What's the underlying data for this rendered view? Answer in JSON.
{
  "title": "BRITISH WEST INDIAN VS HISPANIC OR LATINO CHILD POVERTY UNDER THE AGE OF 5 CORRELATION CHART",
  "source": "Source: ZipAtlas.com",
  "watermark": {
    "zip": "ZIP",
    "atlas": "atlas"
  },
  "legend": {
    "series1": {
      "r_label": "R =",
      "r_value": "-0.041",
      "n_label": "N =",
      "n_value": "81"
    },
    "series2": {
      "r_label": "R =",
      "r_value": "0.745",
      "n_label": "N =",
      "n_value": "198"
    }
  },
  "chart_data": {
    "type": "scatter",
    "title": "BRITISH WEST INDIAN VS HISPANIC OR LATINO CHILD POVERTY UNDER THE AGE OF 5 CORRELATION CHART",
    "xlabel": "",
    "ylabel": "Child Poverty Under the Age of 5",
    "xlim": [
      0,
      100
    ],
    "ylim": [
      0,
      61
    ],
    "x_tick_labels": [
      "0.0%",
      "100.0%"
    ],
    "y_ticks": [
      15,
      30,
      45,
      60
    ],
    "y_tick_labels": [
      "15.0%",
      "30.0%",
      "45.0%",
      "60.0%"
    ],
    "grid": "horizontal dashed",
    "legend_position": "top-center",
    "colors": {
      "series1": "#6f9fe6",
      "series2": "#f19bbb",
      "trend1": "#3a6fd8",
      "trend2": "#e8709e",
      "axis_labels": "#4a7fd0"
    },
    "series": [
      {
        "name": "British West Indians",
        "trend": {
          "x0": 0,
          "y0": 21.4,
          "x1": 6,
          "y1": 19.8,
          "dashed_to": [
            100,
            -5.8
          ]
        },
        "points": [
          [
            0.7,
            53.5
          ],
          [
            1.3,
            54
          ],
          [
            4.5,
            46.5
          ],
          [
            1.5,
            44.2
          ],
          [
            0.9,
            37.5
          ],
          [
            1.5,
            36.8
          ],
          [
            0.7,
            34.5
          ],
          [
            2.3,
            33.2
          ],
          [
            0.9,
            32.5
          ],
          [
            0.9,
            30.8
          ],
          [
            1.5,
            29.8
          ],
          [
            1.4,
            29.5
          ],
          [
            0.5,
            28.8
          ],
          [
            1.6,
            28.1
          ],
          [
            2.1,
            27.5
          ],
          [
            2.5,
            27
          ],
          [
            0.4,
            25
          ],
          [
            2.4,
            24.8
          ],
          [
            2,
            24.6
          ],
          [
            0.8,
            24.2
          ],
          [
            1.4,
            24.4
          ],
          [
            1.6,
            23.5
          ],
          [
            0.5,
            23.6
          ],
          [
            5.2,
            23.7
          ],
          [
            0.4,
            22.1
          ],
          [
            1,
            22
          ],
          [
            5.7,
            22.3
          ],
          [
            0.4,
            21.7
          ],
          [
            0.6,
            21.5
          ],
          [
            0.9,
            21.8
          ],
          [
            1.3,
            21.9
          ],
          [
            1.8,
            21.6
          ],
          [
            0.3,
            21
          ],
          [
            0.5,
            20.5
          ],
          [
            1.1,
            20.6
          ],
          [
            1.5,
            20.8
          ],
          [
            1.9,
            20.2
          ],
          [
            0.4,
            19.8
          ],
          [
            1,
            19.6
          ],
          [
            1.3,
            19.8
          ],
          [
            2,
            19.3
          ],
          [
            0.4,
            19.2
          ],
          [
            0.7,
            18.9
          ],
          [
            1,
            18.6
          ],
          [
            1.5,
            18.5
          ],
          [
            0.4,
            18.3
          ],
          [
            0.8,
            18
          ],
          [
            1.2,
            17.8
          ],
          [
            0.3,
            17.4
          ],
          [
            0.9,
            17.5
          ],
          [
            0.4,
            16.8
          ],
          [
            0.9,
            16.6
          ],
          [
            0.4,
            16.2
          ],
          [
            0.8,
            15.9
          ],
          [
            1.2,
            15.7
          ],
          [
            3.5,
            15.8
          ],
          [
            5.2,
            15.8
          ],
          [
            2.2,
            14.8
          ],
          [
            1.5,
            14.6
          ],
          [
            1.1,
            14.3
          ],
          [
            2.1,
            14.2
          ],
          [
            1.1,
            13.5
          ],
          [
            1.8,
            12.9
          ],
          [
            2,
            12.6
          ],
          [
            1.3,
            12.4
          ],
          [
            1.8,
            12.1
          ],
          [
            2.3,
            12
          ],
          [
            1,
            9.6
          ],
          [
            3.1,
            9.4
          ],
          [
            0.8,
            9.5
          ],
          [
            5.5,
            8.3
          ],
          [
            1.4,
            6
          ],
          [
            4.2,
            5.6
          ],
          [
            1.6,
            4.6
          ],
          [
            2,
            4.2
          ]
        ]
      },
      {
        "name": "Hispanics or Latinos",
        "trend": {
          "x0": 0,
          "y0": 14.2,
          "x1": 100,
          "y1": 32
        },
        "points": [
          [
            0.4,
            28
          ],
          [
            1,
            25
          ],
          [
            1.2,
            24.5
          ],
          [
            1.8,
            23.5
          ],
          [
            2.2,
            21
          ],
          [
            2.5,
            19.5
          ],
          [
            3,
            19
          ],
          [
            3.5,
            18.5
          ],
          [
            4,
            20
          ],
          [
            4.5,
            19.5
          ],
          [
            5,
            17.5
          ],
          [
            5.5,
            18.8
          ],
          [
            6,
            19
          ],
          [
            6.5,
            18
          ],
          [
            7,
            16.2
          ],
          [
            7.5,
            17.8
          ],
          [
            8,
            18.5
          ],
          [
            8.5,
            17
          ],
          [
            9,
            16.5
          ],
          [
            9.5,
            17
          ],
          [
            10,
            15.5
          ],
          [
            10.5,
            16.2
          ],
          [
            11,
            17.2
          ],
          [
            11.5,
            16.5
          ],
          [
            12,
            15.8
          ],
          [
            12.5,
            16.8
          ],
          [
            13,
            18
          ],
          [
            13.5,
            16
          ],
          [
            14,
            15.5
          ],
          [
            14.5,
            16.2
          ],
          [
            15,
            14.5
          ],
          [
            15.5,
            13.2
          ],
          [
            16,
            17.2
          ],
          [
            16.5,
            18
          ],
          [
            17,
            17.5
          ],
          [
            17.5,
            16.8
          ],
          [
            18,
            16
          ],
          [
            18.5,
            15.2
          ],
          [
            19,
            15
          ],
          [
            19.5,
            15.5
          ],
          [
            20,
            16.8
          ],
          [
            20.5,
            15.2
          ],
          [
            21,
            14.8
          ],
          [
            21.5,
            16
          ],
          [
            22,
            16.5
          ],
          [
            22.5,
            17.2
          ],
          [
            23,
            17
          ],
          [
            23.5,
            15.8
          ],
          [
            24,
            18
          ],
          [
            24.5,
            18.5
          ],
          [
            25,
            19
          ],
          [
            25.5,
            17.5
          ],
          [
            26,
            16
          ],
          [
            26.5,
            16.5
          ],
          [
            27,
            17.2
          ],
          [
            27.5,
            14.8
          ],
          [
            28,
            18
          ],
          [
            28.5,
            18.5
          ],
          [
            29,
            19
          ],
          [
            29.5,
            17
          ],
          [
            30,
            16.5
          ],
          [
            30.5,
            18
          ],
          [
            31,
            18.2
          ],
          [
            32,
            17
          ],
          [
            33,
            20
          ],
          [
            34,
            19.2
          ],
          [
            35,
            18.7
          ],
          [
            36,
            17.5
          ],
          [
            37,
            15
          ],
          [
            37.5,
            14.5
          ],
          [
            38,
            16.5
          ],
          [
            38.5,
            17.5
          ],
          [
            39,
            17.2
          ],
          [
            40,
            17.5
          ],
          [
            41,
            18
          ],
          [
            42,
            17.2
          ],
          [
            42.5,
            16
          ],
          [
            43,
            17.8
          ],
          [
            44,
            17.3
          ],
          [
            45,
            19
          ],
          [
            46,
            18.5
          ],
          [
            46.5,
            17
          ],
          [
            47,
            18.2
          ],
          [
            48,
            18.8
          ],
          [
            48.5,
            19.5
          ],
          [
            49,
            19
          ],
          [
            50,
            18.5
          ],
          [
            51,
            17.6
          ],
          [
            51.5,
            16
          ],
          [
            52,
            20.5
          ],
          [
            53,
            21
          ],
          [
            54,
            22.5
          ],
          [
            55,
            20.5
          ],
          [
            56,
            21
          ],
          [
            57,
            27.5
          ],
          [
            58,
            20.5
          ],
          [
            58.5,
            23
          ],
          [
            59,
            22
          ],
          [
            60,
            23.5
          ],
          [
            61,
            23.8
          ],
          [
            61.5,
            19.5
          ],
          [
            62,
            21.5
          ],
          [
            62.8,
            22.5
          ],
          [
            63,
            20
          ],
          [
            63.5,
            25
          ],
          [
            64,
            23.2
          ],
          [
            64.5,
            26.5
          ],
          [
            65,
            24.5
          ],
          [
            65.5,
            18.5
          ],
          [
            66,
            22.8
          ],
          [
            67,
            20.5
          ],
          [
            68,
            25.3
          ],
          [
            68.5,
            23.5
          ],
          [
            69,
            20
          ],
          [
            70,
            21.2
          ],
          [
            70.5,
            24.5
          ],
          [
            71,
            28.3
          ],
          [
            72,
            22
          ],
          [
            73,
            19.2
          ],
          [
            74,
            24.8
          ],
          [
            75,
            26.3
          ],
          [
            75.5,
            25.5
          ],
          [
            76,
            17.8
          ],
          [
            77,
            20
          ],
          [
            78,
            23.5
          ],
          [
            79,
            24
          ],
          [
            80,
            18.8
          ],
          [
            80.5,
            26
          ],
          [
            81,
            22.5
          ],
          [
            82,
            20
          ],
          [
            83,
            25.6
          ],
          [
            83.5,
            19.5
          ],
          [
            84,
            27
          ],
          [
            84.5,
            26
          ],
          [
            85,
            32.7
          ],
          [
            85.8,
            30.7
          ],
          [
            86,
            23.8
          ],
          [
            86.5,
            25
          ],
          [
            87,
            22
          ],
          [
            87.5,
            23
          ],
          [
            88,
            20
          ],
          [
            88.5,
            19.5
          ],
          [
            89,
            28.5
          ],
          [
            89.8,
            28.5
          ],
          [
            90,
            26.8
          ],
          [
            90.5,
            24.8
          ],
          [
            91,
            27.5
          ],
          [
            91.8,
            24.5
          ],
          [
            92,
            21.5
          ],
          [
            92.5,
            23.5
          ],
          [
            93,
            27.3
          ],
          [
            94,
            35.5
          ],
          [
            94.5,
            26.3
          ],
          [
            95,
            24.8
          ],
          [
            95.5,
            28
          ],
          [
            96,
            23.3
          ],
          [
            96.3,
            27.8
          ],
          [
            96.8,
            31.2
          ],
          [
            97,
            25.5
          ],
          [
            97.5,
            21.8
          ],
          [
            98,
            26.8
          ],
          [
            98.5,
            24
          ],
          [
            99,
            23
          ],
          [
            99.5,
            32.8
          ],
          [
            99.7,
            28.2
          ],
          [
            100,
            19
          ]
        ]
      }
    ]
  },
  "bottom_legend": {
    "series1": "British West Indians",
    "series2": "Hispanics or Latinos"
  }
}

WHAT YOU HAVE TO DO:
In the listing above, how many lines hold the word "title"? Give the number and nothing more.

SOLUTION TO THIS EXERCISE:
2